Layout records:
━━━━━━━━━━
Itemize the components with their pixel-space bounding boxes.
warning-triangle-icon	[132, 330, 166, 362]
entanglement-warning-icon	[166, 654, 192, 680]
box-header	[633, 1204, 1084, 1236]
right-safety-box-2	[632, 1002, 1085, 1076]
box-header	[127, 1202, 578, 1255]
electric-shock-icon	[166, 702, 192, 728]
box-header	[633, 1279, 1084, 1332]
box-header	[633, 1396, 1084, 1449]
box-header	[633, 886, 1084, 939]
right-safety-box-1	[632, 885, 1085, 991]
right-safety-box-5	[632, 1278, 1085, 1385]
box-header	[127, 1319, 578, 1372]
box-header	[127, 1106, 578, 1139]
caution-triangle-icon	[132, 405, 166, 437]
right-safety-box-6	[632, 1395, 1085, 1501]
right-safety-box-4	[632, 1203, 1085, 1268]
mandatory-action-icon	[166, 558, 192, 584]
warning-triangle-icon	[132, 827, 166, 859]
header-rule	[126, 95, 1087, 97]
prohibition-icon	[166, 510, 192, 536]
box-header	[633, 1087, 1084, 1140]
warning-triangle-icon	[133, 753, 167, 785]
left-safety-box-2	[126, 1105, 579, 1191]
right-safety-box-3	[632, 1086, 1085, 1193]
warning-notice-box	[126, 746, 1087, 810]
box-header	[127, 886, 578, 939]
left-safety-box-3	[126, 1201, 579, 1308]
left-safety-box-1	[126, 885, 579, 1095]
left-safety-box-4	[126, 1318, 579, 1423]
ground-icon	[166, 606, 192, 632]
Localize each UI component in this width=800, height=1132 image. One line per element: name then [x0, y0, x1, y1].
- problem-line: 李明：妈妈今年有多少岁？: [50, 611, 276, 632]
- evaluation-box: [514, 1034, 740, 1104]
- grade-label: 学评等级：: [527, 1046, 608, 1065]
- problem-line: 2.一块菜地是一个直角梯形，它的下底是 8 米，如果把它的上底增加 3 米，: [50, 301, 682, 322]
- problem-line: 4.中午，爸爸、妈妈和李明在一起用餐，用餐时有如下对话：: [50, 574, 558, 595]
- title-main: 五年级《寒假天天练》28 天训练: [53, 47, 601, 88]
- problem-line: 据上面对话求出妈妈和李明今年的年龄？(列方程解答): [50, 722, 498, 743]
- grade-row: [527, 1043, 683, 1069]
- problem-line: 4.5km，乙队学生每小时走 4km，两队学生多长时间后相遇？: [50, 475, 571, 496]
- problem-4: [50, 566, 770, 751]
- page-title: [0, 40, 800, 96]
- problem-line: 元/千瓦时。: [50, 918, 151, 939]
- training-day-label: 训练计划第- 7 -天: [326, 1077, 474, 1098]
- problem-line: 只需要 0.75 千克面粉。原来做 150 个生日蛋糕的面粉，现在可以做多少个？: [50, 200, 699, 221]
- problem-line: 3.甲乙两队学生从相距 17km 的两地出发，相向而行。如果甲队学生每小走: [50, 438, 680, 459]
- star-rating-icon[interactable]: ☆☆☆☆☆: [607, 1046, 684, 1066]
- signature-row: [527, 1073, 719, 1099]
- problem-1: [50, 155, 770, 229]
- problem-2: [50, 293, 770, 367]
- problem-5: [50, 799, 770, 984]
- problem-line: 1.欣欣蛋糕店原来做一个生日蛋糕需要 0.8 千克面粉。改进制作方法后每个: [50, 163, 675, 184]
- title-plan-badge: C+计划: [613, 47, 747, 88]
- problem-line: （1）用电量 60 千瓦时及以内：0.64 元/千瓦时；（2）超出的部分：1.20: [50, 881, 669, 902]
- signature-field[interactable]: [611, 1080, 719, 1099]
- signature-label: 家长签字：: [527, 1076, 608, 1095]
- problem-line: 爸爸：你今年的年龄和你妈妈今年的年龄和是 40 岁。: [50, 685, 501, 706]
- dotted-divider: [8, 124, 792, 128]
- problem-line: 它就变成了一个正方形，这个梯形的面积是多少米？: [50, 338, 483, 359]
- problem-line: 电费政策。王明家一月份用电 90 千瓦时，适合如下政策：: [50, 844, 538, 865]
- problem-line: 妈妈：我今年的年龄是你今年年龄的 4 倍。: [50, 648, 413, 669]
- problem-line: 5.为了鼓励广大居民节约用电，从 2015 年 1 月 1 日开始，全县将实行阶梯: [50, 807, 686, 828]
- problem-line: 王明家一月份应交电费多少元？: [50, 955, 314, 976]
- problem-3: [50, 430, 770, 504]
━━━━━━━━━━
> **TASK TO CARRY OUT**:
Recast every line of the material above as a Markdown table with two columns, "No." for the row number and "Line" for the text of that line. Omit any blank lines.

> **THE RESULT**:
| No. | Line |
|---|---|
| 1 | Itemize the components with their pixel-space bounding boxes. |
| 2 | warning-triangle-icon	[132, 330, 166, 362] |
| 3 | entanglement-warning-icon	[166, 654, 192, 680] |
| 4 | box-header	[633, 1204, 1084, 1236] |
| 5 | right-safety-box-2	[632, 1002, 1085, 1076] |
| 6 | box-header	[127, 1202, 578, 1255] |
| 7 | electric-shock-icon	[166, 702, 192, 728] |
| 8 | box-header	[633, 1279, 1084, 1332] |
| 9 | box-header	[633, 1396, 1084, 1449] |
| 10 | box-header	[633, 886, 1084, 939] |
| 11 | right-safety-box-1	[632, 885, 1085, 991] |
| 12 | right-safety-box-5	[632, 1278, 1085, 1385] |
| 13 | box-header	[127, 1319, 578, 1372] |
| 14 | box-header	[127, 1106, 578, 1139] |
| 15 | caution-triangle-icon	[132, 405, 166, 437] |
| 16 | right-safety-box-6	[632, 1395, 1085, 1501] |
| 17 | right-safety-box-4	[632, 1203, 1085, 1268] |
| 18 | mandatory-action-icon	[166, 558, 192, 584] |
| 19 | warning-triangle-icon	[132, 827, 166, 859] |
| 20 | header-rule	[126, 95, 1087, 97] |
| 21 | prohibition-icon	[166, 510, 192, 536] |
| 22 | box-header	[633, 1087, 1084, 1140] |
| 23 | warning-triangle-icon	[133, 753, 167, 785] |
| 24 | left-safety-box-2	[126, 1105, 579, 1191] |
| 25 | right-safety-box-3	[632, 1086, 1085, 1193] |
| 26 | warning-notice-box	[126, 746, 1087, 810] |
| 27 | box-header	[127, 886, 578, 939] |
| 28 | left-safety-box-3	[126, 1201, 579, 1308] |
| 29 | left-safety-box-1	[126, 885, 579, 1095] |
| 30 | left-safety-box-4	[126, 1318, 579, 1423] |
| 31 | ground-icon	[166, 606, 192, 632] |
| 32 | Localize each UI component in this width=800, height=1132 image. One line per element: name then [x0, y0, x1, y1]. |
| 33 | - problem-line: 李明：妈妈今年有多少岁？: [50, 611, 276, 632] |
| 34 | - evaluation-box: [514, 1034, 740, 1104] |
| 35 | - grade-label: 学评等级：: [527, 1046, 608, 1065] |
| 36 | - problem-line: 2.一块菜地是一个直角梯形，它的下底是 8 米，如果把它的上底增加 3 米，: [50, 301, 682, 322] |
| 37 | - problem-line: 4.中午，爸爸、妈妈和李明在一起用餐，用餐时有如下对话：: [50, 574, 558, 595] |
| 38 | - title-main: 五年级《寒假天天练》28 天训练: [53, 47, 601, 88] |
| 39 | - problem-line: 据上面对话求出妈妈和李明今年的年龄？(列方程解答): [50, 722, 498, 743] |
| 40 | - grade-row: [527, 1043, 683, 1069] |
| 41 | - problem-line: 4.5km，乙队学生每小时走 4km，两队学生多长时间后相遇？: [50, 475, 571, 496] |
| 42 | - problem-4: [50, 566, 770, 751] |
| 43 | - page-title: [0, 40, 800, 96] |
| 44 | - problem-line: 元/千瓦时。: [50, 918, 151, 939] |
| 45 | - training-day-label: 训练计划第- 7 -天: [326, 1077, 474, 1098] |
| 46 | - problem-line: 只需要 0.75 千克面粉。原来做 150 个生日蛋糕的面粉，现在可以做多少个？: [50, 200, 699, 221] |
| 47 | - problem-line: 3.甲乙两队学生从相距 17km 的两地出发，相向而行。如果甲队学生每小走: [50, 438, 680, 459] |
| 48 | - star-rating-icon[interactable]: ☆☆☆☆☆: [607, 1046, 684, 1066] |
| 49 | - signature-row: [527, 1073, 719, 1099] |
| 50 | - problem-1: [50, 155, 770, 229] |
| 51 | - problem-2: [50, 293, 770, 367] |
| 52 | - problem-5: [50, 799, 770, 984] |
| 53 | - problem-line: 1.欣欣蛋糕店原来做一个生日蛋糕需要 0.8 千克面粉。改进制作方法后每个: [50, 163, 675, 184] |
| 54 | - title-plan-badge: C+计划: [613, 47, 747, 88] |
| 55 | - problem-line: （1）用电量 60 千瓦时及以内：0.64 元/千瓦时；（2）超出的部分：1.20: [50, 881, 669, 902] |
| 56 | - signature-field[interactable]: [611, 1080, 719, 1099] |
| 57 | - signature-label: 家长签字：: [527, 1076, 608, 1095] |
| 58 | - problem-line: 爸爸：你今年的年龄和你妈妈今年的年龄和是 40 岁。: [50, 685, 501, 706] |
| 59 | - dotted-divider: [8, 124, 792, 128] |
| 60 | - problem-line: 它就变成了一个正方形，这个梯形的面积是多少米？: [50, 338, 483, 359] |
| 61 | - problem-line: 电费政策。王明家一月份用电 90 千瓦时，适合如下政策：: [50, 844, 538, 865] |
| 62 | - problem-line: 妈妈：我今年的年龄是你今年年龄的 4 倍。: [50, 648, 413, 669] |
| 63 | - problem-line: 5.为了鼓励广大居民节约用电，从 2015 年 1 月 1 日开始，全县将实行阶梯: [50, 807, 686, 828] |
| 64 | - problem-line: 王明家一月份应交电费多少元？: [50, 955, 314, 976] |
| 65 | - problem-3: [50, 430, 770, 504] |